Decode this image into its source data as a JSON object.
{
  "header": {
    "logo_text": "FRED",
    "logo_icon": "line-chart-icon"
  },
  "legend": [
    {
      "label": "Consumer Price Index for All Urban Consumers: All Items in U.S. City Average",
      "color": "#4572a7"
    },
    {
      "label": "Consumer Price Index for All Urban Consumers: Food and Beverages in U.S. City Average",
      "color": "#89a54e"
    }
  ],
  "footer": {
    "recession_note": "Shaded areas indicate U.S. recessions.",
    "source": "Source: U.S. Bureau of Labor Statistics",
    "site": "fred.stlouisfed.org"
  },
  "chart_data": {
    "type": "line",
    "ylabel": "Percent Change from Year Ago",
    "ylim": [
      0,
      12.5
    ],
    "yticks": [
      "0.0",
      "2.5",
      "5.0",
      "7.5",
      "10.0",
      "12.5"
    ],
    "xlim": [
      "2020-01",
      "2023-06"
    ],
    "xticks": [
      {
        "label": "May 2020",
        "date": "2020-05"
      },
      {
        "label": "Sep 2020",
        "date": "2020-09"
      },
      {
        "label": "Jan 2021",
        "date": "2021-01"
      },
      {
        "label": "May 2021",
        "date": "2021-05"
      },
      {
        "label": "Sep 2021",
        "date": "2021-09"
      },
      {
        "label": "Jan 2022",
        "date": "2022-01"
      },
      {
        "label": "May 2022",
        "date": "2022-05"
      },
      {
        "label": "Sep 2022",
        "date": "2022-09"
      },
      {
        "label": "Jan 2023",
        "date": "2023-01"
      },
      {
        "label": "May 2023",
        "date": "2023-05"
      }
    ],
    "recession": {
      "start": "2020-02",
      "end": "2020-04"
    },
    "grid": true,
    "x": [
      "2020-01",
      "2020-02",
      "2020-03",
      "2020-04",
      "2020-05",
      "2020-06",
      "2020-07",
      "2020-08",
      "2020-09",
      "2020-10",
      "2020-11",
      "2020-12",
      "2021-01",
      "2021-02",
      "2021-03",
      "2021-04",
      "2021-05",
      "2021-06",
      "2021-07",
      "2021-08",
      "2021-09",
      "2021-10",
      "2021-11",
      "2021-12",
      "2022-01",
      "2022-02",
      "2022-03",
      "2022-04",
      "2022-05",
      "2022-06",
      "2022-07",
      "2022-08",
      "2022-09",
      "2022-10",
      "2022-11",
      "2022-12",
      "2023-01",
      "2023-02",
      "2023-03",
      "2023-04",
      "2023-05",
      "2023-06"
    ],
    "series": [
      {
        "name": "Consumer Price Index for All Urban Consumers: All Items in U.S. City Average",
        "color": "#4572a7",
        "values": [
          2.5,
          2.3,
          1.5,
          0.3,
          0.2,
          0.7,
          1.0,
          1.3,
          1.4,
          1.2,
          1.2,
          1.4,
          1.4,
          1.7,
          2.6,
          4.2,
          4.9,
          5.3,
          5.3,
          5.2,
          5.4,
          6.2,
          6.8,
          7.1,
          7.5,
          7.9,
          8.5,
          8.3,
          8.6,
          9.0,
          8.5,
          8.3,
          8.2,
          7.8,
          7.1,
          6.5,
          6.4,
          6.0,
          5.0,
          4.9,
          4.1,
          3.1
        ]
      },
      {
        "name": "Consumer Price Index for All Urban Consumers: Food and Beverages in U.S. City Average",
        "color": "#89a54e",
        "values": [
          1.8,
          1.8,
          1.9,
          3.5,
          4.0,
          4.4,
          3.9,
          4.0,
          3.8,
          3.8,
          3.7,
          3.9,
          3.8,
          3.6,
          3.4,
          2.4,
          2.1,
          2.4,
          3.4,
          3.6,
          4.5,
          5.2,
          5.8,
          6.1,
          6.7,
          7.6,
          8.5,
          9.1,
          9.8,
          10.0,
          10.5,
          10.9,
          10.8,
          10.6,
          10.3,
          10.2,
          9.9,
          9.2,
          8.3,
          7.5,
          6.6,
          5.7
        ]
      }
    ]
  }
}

*****

[TASK INSTRUCTIONS] Repeat the material above exactly.

[RESULT]
Decode this image into its source data as a JSON object.
{
  "header": {
    "logo_text": "FRED",
    "logo_icon": "line-chart-icon"
  },
  "legend": [
    {
      "label": "Consumer Price Index for All Urban Consumers: All Items in U.S. City Average",
      "color": "#4572a7"
    },
    {
      "label": "Consumer Price Index for All Urban Consumers: Food and Beverages in U.S. City Average",
      "color": "#89a54e"
    }
  ],
  "footer": {
    "recession_note": "Shaded areas indicate U.S. recessions.",
    "source": "Source: U.S. Bureau of Labor Statistics",
    "site": "fred.stlouisfed.org"
  },
  "chart_data": {
    "type": "line",
    "ylabel": "Percent Change from Year Ago",
    "ylim": [
      0,
      12.5
    ],
    "yticks": [
      "0.0",
      "2.5",
      "5.0",
      "7.5",
      "10.0",
      "12.5"
    ],
    "xlim": [
      "2020-01",
      "2023-06"
    ],
    "xticks": [
      {
        "label": "May 2020",
        "date": "2020-05"
      },
      {
        "label": "Sep 2020",
        "date": "2020-09"
      },
      {
        "label": "Jan 2021",
        "date": "2021-01"
      },
      {
        "label": "May 2021",
        "date": "2021-05"
      },
      {
        "label": "Sep 2021",
        "date": "2021-09"
      },
      {
        "label": "Jan 2022",
        "date": "2022-01"
      },
      {
        "label": "May 2022",
        "date": "2022-05"
      },
      {
        "label": "Sep 2022",
        "date": "2022-09"
      },
      {
        "label": "Jan 2023",
        "date": "2023-01"
      },
      {
        "label": "May 2023",
        "date": "2023-05"
      }
    ],
    "recession": {
      "start": "2020-02",
      "end": "2020-04"
    },
    "grid": true,
    "x": [
      "2020-01",
      "2020-02",
      "2020-03",
      "2020-04",
      "2020-05",
      "2020-06",
      "2020-07",
      "2020-08",
      "2020-09",
      "2020-10",
      "2020-11",
      "2020-12",
      "2021-01",
      "2021-02",
      "2021-03",
      "2021-04",
      "2021-05",
      "2021-06",
      "2021-07",
      "2021-08",
      "2021-09",
      "2021-10",
      "2021-11",
      "2021-12",
      "2022-01",
      "2022-02",
      "2022-03",
      "2022-04",
      "2022-05",
      "2022-06",
      "2022-07",
      "2022-08",
      "2022-09",
      "2022-10",
      "2022-11",
      "2022-12",
      "2023-01",
      "2023-02",
      "2023-03",
      "2023-04",
      "2023-05",
      "2023-06"
    ],
    "series": [
      {
        "name": "Consumer Price Index for All Urban Consumers: All Items in U.S. City Average",
        "color": "#4572a7",
        "values": [
          2.5,
          2.3,
          1.5,
          0.3,
          0.2,
          0.7,
          1.0,
          1.3,
          1.4,
          1.2,
          1.2,
          1.4,
          1.4,
          1.7,
          2.6,
          4.2,
          4.9,
          5.3,
          5.3,
          5.2,
          5.4,
          6.2,
          6.8,
          7.1,
          7.5,
          7.9,
          8.5,
          8.3,
          8.6,
          9.0,
          8.5,
          8.3,
          8.2,
          7.8,
          7.1,
          6.5,
          6.4,
          6.0,
          5.0,
          4.9,
          4.1,
          3.1
        ]
      },
      {
        "name": "Consumer Price Index for All Urban Consumers: Food and Beverages in U.S. City Average",
        "color": "#89a54e",
        "values": [
          1.8,
          1.8,
          1.9,
          3.5,
          4.0,
          4.4,
          3.9,
          4.0,
          3.8,
          3.8,
          3.7,
          3.9,
          3.8,
          3.6,
          3.4,
          2.4,
          2.1,
          2.4,
          3.4,
          3.6,
          4.5,
          5.2,
          5.8,
          6.1,
          6.7,
          7.6,
          8.5,
          9.1,
          9.8,
          10.0,
          10.5,
          10.9,
          10.8,
          10.6,
          10.3,
          10.2,
          9.9,
          9.2,
          8.3,
          7.5,
          6.6,
          5.7
        ]
      }
    ]
  }
}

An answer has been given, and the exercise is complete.